Given records:
***

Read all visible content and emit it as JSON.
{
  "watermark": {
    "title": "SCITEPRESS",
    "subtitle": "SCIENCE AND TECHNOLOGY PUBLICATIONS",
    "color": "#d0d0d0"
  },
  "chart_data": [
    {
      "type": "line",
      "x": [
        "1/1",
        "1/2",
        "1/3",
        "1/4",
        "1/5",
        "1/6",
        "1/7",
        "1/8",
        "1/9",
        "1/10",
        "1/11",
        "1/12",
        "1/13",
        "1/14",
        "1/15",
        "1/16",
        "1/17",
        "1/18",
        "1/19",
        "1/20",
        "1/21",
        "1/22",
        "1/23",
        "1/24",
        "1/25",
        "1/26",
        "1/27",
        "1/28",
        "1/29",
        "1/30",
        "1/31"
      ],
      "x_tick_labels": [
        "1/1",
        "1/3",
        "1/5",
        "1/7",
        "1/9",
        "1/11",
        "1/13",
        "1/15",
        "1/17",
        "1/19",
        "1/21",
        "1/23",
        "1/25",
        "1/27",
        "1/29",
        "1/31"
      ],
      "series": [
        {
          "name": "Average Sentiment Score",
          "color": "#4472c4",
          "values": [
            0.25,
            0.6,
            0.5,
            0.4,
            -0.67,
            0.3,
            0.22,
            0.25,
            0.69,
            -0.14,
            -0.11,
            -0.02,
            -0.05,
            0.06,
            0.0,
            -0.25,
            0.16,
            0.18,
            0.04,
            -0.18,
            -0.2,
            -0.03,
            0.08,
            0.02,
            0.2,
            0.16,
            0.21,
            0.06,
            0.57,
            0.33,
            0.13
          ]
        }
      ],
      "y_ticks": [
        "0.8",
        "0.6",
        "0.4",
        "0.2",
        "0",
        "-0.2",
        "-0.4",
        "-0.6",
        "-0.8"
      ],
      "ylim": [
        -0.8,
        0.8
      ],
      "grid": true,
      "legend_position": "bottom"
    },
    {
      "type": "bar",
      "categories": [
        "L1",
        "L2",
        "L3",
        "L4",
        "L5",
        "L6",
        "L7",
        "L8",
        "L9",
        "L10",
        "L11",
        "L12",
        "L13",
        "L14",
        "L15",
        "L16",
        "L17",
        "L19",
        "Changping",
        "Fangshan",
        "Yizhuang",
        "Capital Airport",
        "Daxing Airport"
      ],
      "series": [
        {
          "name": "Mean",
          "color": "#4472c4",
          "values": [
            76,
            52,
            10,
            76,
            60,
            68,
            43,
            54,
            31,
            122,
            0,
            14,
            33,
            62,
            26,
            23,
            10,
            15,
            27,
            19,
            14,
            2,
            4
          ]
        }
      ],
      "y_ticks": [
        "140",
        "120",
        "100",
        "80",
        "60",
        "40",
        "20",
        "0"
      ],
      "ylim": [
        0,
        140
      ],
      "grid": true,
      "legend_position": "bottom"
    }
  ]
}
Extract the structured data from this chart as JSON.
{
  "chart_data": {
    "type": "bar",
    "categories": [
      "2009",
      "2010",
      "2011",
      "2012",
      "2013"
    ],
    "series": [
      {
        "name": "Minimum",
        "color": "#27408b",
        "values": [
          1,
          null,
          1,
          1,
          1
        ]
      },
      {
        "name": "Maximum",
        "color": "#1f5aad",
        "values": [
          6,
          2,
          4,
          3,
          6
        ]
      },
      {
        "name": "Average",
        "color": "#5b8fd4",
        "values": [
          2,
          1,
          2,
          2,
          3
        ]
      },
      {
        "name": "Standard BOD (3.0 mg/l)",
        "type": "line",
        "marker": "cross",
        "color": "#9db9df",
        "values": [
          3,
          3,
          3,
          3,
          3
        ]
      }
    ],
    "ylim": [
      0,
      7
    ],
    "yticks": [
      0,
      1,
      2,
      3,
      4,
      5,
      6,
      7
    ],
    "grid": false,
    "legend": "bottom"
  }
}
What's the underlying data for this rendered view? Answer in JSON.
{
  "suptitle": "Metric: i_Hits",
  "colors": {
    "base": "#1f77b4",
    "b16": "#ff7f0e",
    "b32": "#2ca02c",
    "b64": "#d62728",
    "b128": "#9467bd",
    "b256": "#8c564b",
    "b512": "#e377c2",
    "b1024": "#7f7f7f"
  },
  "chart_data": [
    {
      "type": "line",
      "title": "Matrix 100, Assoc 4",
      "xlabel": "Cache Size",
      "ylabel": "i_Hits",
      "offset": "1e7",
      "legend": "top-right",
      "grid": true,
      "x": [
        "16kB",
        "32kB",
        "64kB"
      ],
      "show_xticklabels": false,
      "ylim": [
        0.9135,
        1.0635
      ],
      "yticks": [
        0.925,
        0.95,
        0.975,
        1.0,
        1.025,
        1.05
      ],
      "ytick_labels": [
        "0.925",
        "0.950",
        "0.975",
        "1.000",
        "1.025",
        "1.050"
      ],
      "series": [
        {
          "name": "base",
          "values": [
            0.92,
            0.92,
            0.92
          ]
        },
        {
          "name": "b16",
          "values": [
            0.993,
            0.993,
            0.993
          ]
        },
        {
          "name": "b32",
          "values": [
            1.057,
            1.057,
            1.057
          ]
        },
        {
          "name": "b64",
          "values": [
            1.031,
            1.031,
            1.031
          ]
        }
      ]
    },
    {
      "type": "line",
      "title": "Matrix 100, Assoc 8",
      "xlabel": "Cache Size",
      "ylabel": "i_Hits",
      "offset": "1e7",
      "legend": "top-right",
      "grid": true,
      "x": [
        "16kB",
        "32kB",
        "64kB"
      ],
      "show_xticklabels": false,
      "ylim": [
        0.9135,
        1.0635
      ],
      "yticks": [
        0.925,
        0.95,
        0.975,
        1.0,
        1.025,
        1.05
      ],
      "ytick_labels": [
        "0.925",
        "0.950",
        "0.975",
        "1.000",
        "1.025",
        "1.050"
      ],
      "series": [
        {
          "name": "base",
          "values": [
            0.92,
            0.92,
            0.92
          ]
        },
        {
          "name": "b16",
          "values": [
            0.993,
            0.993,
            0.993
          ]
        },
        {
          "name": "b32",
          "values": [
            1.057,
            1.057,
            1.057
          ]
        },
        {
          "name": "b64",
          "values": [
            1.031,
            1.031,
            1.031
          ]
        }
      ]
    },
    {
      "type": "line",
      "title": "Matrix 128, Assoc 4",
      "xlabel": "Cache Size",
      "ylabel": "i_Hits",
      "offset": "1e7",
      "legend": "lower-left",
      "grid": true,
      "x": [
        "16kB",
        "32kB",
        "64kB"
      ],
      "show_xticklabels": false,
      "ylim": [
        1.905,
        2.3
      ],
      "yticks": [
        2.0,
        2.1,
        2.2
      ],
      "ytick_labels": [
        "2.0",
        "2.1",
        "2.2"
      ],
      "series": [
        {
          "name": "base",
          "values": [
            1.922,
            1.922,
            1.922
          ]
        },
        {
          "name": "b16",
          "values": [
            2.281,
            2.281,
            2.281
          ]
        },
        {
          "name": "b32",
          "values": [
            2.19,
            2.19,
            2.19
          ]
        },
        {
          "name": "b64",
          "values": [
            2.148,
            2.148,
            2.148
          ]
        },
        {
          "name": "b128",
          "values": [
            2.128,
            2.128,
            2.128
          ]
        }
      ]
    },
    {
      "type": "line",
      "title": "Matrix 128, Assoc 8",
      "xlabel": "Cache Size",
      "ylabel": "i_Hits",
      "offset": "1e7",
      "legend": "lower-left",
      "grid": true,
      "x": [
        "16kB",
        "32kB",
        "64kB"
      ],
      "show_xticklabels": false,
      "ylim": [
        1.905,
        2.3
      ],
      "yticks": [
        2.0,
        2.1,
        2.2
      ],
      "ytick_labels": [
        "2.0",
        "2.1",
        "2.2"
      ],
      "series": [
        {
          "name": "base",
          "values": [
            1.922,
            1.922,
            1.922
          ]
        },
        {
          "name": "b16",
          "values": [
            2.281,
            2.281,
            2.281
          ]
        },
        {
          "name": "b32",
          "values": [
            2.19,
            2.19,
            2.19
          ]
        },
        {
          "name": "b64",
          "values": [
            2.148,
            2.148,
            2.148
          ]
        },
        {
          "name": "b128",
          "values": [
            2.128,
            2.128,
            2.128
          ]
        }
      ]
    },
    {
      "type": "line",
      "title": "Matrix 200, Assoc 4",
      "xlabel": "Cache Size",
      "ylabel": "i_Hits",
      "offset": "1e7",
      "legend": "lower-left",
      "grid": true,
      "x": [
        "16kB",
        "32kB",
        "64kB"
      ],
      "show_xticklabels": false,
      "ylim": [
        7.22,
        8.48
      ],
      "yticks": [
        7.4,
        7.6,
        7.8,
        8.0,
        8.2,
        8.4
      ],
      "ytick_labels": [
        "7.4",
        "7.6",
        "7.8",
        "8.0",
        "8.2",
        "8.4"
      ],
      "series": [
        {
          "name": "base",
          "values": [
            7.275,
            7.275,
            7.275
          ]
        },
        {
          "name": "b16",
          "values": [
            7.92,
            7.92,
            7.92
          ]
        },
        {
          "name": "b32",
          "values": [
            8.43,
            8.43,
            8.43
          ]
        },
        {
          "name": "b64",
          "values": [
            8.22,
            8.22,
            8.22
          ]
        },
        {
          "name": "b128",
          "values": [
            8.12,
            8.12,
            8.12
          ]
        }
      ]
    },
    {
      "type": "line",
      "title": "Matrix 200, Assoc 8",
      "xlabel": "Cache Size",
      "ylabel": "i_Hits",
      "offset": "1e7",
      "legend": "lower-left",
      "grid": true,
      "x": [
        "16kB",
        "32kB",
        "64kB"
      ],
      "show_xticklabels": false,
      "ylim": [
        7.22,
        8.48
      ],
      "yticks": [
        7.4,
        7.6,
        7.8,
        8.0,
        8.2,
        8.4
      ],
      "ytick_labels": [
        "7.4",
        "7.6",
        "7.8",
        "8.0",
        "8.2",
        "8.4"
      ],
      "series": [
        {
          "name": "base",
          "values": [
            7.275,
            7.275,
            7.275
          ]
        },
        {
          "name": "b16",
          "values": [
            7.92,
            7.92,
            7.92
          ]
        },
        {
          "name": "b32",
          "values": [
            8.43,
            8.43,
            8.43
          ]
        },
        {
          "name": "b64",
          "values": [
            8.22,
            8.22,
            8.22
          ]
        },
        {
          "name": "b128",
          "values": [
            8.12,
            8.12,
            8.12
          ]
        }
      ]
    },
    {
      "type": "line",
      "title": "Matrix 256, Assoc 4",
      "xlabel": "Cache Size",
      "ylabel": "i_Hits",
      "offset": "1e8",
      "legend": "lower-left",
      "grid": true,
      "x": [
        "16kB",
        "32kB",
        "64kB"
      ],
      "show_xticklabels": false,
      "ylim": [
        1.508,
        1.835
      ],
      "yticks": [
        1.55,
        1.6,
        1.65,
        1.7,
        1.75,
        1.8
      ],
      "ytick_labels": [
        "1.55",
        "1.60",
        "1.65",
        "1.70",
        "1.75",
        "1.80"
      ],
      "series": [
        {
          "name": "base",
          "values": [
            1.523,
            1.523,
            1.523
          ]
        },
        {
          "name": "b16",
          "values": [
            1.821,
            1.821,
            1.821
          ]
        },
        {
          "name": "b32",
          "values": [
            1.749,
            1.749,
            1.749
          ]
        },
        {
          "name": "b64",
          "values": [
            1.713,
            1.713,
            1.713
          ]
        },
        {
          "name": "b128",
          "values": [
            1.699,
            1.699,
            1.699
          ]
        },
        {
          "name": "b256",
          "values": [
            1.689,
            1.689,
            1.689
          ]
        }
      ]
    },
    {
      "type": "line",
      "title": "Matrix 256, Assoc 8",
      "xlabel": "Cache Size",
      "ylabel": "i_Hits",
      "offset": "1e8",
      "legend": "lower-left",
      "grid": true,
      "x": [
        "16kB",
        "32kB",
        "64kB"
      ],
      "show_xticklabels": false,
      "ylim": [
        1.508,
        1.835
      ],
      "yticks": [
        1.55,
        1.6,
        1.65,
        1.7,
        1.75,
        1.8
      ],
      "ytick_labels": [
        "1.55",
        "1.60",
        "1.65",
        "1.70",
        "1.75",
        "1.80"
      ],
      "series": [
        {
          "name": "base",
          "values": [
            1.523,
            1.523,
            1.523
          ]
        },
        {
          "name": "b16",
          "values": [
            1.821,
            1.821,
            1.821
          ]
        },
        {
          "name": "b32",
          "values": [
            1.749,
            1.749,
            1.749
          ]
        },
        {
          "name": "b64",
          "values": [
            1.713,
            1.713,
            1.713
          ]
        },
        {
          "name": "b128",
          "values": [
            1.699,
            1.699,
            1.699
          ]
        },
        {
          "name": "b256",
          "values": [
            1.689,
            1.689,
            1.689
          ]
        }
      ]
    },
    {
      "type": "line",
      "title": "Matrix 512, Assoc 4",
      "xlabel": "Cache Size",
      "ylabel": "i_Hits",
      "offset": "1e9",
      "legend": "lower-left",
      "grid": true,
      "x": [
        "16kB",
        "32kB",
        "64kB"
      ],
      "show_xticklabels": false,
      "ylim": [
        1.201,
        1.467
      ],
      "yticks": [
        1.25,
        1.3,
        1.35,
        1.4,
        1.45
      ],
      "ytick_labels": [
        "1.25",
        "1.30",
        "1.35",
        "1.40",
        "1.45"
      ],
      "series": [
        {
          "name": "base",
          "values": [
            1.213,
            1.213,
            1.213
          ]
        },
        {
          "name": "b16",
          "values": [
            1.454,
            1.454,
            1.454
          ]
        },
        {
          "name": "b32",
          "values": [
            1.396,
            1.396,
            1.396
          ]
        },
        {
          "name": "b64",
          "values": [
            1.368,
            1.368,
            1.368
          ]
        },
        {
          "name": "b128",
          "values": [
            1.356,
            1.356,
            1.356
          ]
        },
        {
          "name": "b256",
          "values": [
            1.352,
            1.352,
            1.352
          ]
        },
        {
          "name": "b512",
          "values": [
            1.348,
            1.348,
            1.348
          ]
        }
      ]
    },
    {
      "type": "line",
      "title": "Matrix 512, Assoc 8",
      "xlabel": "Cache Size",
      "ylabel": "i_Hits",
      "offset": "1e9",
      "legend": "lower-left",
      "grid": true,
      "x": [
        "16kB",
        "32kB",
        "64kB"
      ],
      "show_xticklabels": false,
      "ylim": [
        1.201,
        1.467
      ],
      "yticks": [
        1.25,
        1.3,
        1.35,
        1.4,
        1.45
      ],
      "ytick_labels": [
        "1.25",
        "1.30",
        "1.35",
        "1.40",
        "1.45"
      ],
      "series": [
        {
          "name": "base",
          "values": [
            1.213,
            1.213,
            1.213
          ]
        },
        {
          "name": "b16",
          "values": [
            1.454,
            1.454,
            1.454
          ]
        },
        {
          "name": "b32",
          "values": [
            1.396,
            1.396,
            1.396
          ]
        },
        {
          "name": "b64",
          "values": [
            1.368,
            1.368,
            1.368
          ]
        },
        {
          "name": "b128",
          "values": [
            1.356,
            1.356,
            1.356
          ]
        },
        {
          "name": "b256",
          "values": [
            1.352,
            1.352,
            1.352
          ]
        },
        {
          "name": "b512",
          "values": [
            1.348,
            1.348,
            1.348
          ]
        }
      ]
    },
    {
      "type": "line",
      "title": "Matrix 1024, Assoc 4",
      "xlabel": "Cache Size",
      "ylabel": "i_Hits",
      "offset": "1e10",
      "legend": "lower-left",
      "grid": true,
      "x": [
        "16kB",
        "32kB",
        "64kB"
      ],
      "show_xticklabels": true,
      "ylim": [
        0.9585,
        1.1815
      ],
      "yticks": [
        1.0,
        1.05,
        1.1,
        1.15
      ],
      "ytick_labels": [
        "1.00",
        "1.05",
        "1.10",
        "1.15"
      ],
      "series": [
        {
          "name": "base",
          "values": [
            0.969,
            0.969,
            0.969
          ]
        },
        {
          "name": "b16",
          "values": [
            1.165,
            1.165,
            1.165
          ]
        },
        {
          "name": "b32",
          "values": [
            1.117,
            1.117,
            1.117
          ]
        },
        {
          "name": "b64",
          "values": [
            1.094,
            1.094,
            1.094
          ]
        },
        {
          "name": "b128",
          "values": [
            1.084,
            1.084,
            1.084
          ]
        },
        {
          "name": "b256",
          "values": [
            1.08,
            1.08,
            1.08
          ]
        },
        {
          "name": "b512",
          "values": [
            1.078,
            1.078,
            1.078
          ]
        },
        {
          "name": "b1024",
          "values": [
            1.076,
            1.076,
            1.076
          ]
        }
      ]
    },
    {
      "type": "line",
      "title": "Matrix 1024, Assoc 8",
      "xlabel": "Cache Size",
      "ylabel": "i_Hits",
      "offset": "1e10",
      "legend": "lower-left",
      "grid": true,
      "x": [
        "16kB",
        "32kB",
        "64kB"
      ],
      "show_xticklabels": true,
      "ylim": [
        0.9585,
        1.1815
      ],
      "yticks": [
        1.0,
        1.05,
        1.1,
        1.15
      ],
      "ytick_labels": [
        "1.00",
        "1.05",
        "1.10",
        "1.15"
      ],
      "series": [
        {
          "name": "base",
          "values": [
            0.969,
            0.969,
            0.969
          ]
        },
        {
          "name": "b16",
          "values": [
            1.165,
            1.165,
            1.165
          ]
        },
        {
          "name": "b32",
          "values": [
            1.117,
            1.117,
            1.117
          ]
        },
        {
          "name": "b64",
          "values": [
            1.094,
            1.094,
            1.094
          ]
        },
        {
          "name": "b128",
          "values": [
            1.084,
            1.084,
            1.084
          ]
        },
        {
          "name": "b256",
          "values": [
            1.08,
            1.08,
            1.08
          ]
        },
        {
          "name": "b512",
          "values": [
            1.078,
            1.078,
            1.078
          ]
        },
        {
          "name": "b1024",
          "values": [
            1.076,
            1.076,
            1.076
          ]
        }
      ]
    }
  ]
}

***

Instructions for the task: Determine how many lines of the listing above hold the word "this". Report that number without anything else.

Reply to the exercise: 2